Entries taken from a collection
------------------------

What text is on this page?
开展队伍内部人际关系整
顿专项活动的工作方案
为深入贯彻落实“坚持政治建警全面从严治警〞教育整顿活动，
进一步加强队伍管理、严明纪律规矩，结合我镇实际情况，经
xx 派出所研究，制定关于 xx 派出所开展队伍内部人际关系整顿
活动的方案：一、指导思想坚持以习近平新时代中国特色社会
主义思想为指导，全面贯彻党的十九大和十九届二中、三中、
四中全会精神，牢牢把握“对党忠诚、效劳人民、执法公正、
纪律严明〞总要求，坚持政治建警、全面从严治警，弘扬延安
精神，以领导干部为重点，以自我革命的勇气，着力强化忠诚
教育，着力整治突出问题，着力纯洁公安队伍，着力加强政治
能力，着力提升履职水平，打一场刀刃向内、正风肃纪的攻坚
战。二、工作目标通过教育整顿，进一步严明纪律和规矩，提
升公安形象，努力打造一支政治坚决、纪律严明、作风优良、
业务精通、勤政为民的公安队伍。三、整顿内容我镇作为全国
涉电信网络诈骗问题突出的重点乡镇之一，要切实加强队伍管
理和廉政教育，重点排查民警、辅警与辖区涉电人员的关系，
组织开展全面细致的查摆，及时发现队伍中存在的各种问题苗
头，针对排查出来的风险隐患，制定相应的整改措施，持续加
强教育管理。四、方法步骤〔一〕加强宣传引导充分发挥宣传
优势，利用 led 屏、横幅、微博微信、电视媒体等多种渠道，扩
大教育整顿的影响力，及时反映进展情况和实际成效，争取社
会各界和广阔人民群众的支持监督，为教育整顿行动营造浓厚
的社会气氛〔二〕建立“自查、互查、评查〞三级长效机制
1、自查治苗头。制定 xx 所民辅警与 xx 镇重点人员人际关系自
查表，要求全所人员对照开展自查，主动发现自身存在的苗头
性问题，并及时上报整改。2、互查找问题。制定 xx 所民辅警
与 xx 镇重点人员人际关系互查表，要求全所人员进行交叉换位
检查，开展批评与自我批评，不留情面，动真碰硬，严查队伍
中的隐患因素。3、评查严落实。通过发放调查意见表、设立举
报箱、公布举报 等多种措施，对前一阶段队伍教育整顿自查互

------------------------

» Required task: Count every line in the preceding entries where the string "纪律严明" appears, then state only the total.

» Solution to this problem: 2